(REQUIRED ACTIONS):
- A) In the Fission CRD modernization RFC below, retype the words starting with "1.26.011.8 KB" and going on through "prerequisite for RFC-0001)".
- B) Answer these questions using the Fission CRD modernization RFC below:
(i) Which webhooks stay in place?
(ii) Which status subresource is currently missing?
(iii) In which file does the in-code validation currently live?

Back to Fission

RFC-0003: CRD Modernization — Conditions, CEL Validation, SSA Readiness

docs/rfc/0003-crd-modernization.md

1.26.011.8 KB
Original Source

RFC-0003: CRD Modernization — Conditions, CEL Validation, SSA Readiness

  • Status: Partially implemented — k8s 1.32 floor (#3448), CEL validation + SSA markers (#3449), webhook trim for HTTPTrigger/TimeTrigger/CanaryConfig (#3452). Full webhook removal is out of reach: cross-namespace references, pod-spec validation (CEL cost budget), and byte-format archive fields cannot be expressed in CEL, so the Function/Package/Environment webhooks stay.
  • Tracking issue: TBD
  • Supersedes: —
  • Targets: Fission v1.N (foundational; prerequisite for RFC-0001)
  • Requires: Kubernetes 1.33+

Summary

Modernize Fission's CRDs to match current Kubernetes API conventions:

  1. Add metav1.Condition arrays to all *Status types, with standard condition types per CRD; add a FunctionStatus subresource (currently missing).
  2. Migrate in-code validation from pkg/apis/core/v1/validation.go to CEL +kubebuilder:validation:XValidation markers on the types, where possible. Keep the webhook for cross-resource rules.

(DATA BLOCK):
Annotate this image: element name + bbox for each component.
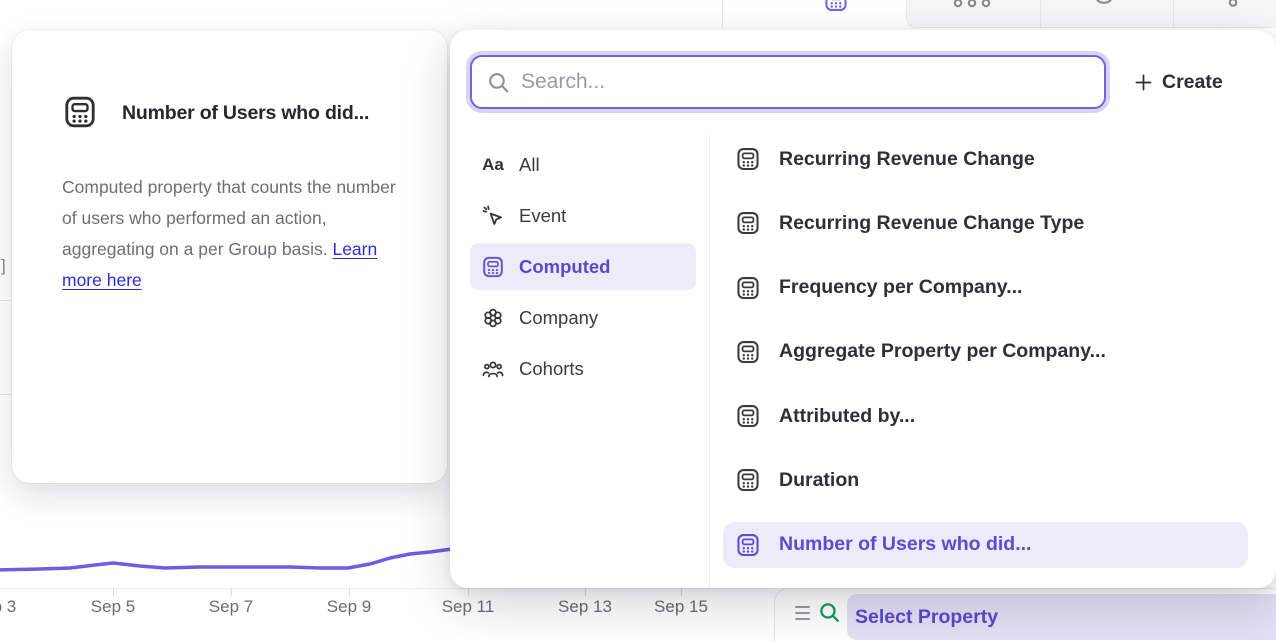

(TASK SOLUTIONS):
- A)
1.26.011.8 KB
Original Source

RFC-0003: CRD Modernization — Conditions, CEL Validation, SSA Readiness

  • Status: Partially implemented — k8s 1.32 floor (#3448), CEL validation + SSA markers (#3449), webhook trim for HTTPTrigger/TimeTrigger/CanaryConfig (#3452). Full webhook removal is out of reach: cross-namespace references, pod-spec validation (CEL cost budget), and byte-format archive fields cannot be expressed in CEL, so the Function/Package/Environment webhooks stay.
  • Tracking issue: TBD
  • Supersedes: —
  • Targets: Fission v1.N (foundational; prerequisite for RFC-0001)

- B)
(i) The Function, Package and Environment webhooks.
(ii) The FunctionStatus subresource.
(iii) pkg/apis/core/v1/validation.go